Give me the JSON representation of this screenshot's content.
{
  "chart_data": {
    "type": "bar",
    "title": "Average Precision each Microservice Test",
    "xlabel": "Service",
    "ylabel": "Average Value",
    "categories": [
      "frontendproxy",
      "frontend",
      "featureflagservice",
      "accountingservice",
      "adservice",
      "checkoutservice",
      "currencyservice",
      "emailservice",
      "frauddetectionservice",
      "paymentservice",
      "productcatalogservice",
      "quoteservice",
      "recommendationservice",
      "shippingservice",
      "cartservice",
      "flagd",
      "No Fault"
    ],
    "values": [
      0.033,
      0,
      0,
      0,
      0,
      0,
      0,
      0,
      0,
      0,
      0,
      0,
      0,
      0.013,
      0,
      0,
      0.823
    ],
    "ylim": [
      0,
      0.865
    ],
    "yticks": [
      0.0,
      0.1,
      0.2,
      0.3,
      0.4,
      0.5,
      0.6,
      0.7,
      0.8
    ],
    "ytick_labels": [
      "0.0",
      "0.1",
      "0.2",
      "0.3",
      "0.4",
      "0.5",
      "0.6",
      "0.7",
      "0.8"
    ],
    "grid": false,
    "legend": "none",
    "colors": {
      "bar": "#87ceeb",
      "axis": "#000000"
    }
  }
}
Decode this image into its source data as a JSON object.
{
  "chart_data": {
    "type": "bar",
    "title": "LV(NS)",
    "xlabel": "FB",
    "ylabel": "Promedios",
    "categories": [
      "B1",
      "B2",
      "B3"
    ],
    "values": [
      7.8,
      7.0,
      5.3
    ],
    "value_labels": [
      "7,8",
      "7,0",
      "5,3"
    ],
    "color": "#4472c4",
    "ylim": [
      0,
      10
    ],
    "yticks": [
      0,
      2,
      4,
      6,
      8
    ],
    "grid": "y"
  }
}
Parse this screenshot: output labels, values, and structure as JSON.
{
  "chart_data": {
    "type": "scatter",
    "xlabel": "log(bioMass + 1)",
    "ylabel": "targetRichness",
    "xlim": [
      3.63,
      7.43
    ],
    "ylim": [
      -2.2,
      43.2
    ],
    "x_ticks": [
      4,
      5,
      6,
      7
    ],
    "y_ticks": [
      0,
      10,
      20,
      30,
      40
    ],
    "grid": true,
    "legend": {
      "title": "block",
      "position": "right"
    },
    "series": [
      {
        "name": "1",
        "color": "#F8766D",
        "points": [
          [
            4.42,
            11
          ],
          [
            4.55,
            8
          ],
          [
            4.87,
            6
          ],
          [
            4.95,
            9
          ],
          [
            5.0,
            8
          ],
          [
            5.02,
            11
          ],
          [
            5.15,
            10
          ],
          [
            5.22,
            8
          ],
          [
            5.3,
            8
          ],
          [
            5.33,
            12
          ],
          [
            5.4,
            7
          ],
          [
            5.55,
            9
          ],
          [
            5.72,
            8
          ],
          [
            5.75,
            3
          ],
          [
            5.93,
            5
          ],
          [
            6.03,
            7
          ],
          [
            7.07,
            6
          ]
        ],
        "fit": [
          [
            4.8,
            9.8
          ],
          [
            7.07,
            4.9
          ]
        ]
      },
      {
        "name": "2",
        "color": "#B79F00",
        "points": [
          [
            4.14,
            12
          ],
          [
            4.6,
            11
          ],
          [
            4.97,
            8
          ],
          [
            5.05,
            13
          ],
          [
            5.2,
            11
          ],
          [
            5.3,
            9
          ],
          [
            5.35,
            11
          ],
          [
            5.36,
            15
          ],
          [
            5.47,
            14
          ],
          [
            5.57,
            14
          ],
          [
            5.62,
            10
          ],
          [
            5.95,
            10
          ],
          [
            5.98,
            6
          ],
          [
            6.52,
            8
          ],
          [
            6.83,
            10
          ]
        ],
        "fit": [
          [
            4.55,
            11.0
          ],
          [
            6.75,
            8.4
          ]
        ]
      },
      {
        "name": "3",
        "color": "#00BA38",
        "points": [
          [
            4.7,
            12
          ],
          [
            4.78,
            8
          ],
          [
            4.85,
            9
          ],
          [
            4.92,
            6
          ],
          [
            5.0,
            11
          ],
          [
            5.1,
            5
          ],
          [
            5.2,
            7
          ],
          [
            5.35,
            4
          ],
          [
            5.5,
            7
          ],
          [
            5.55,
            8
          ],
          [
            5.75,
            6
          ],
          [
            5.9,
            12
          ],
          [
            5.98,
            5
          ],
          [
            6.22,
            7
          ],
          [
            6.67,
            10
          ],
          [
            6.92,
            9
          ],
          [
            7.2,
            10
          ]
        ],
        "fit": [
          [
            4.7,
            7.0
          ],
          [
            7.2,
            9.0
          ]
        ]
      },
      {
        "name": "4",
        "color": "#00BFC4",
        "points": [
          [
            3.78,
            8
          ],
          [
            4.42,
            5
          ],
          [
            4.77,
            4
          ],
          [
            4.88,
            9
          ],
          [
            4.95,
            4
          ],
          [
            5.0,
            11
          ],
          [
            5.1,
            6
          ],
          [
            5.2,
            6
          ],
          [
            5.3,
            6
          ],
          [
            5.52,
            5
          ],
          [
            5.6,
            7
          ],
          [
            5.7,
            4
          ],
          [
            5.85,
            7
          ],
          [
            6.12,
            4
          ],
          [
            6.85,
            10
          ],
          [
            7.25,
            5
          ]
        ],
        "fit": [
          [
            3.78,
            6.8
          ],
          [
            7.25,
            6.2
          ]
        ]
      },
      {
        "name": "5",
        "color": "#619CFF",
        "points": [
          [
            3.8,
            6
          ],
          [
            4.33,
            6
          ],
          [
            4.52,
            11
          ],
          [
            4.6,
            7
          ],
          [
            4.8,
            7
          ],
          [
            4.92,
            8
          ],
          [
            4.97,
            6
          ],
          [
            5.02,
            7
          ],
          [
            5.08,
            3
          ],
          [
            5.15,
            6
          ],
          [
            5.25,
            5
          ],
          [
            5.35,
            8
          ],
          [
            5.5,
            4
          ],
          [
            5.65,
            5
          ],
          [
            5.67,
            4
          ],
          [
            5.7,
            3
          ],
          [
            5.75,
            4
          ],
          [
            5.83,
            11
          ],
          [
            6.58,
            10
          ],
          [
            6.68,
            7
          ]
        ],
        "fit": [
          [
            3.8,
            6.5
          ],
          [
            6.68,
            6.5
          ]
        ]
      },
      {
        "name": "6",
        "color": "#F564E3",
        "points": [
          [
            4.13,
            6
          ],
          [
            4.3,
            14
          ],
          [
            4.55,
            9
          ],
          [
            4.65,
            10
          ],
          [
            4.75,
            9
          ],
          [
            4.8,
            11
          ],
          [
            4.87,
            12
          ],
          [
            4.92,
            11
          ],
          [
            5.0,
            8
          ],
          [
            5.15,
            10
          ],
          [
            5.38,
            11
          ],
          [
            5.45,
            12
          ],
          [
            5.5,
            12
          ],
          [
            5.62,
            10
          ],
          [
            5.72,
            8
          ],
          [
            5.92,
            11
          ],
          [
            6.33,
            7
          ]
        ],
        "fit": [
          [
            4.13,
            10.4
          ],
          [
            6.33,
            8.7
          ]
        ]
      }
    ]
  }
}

=-=-=

• What the task asks: Scan the listing above and copy all lines containing the word "xlabel".

• Finished exercise:
    "xlabel": "Service",
    "xlabel": "FB",
    "xlabel": "log(bioMass + 1)",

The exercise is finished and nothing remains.